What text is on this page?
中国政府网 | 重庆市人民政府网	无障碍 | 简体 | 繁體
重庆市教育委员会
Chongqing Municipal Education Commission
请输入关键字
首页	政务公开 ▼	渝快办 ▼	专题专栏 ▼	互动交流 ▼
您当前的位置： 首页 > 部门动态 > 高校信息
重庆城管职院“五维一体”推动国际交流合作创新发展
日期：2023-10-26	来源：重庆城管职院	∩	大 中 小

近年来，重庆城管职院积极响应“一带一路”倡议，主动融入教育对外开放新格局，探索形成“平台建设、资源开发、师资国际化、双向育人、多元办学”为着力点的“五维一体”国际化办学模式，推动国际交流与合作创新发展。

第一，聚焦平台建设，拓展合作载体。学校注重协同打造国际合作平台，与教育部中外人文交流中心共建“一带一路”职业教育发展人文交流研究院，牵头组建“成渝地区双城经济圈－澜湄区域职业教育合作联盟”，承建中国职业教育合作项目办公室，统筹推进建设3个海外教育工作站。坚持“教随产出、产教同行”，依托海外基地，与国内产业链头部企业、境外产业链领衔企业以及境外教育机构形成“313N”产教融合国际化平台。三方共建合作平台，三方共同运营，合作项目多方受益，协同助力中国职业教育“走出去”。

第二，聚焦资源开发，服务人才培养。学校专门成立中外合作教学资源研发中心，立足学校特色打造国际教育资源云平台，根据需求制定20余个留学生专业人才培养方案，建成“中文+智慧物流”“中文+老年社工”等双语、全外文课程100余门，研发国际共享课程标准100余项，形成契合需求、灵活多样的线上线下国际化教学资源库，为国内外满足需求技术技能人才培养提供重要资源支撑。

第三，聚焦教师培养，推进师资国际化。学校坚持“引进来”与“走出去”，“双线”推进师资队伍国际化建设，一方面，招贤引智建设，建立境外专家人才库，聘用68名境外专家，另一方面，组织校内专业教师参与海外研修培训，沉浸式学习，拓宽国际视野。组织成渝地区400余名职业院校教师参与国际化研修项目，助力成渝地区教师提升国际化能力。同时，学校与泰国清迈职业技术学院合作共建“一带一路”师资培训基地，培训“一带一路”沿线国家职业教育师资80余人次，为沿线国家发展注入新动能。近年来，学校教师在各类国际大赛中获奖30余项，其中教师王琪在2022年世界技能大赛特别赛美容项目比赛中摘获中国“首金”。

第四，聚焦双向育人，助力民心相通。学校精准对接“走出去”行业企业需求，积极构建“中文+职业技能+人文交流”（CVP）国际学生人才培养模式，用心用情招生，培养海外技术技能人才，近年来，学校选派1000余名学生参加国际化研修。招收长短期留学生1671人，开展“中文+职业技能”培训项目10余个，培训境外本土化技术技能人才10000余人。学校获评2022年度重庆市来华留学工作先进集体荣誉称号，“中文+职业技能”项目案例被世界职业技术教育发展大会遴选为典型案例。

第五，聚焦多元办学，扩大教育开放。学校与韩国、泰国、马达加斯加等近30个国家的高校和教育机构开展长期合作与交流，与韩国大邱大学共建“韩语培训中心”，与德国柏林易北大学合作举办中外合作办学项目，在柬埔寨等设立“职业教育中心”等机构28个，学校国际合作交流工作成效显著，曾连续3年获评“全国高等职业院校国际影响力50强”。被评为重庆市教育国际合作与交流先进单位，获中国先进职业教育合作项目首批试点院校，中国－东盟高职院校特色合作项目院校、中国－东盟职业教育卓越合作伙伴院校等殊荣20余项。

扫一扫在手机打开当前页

□ □ □ □ □

* _WHAT IS NEEDED_: Extract the complete data, matching each line exactly.

* _ANSWER IN FULL_:
What text is on this page?
中国政府网 | 重庆市人民政府网	无障碍 | 简体 | 繁體
重庆市教育委员会
Chongqing Municipal Education Commission
请输入关键字
首页	政务公开 ▼	渝快办 ▼	专题专栏 ▼	互动交流 ▼
您当前的位置： 首页 > 部门动态 > 高校信息
重庆城管职院“五维一体”推动国际交流合作创新发展
日期：2023-10-26	来源：重庆城管职院	∩	大 中 小

近年来，重庆城管职院积极响应“一带一路”倡议，主动融入教育对外开放新格局，探索形成“平台建设、资源开发、师资国际化、双向育人、多元办学”为着力点的“五维一体”国际化办学模式，推动国际交流与合作创新发展。

第一，聚焦平台建设，拓展合作载体。学校注重协同打造国际合作平台，与教育部中外人文交流中心共建“一带一路”职业教育发展人文交流研究院，牵头组建“成渝地区双城经济圈－澜湄区域职业教育合作联盟”，承建中国职业教育合作项目办公室，统筹推进建设3个海外教育工作站。坚持“教随产出、产教同行”，依托海外基地，与国内产业链头部企业、境外产业链领衔企业以及境外教育机构形成“313N”产教融合国际化平台。三方共建合作平台，三方共同运营，合作项目多方受益，协同助力中国职业教育“走出去”。

第二，聚焦资源开发，服务人才培养。学校专门成立中外合作教学资源研发中心，立足学校特色打造国际教育资源云平台，根据需求制定20余个留学生专业人才培养方案，建成“中文+智慧物流”“中文+老年社工”等双语、全外文课程100余门，研发国际共享课程标准100余项，形成契合需求、灵活多样的线上线下国际化教学资源库，为国内外满足需求技术技能人才培养提供重要资源支撑。

第三，聚焦教师培养，推进师资国际化。学校坚持“引进来”与“走出去”，“双线”推进师资队伍国际化建设，一方面，招贤引智建设，建立境外专家人才库，聘用68名境外专家，另一方面，组织校内专业教师参与海外研修培训，沉浸式学习，拓宽国际视野。组织成渝地区400余名职业院校教师参与国际化研修项目，助力成渝地区教师提升国际化能力。同时，学校与泰国清迈职业技术学院合作共建“一带一路”师资培训基地，培训“一带一路”沿线国家职业教育师资80余人次，为沿线国家发展注入新动能。近年来，学校教师在各类国际大赛中获奖30余项，其中教师王琪在2022年世界技能大赛特别赛美容项目比赛中摘获中国“首金”。

第四，聚焦双向育人，助力民心相通。学校精准对接“走出去”行业企业需求，积极构建“中文+职业技能+人文交流”（CVP）国际学生人才培养模式，用心用情招生，培养海外技术技能人才，近年来，学校选派1000余名学生参加国际化研修。招收长短期留学生1671人，开展“中文+职业技能”培训项目10余个，培训境外本土化技术技能人才10000余人。学校获评2022年度重庆市来华留学工作先进集体荣誉称号，“中文+职业技能”项目案例被世界职业技术教育发展大会遴选为典型案例。

第五，聚焦多元办学，扩大教育开放。学校与韩国、泰国、马达加斯加等近30个国家的高校和教育机构开展长期合作与交流，与韩国大邱大学共建“韩语培训中心”，与德国柏林易北大学合作举办中外合作办学项目，在柬埔寨等设立“职业教育中心”等机构28个，学校国际合作交流工作成效显著，曾连续3年获评“全国高等职业院校国际影响力50强”。被评为重庆市教育国际合作与交流先进单位，获中国先进职业教育合作项目首批试点院校，中国－东盟高职院校特色合作项目院校、中国－东盟职业教育卓越合作伙伴院校等殊荣20余项。

扫一扫在手机打开当前页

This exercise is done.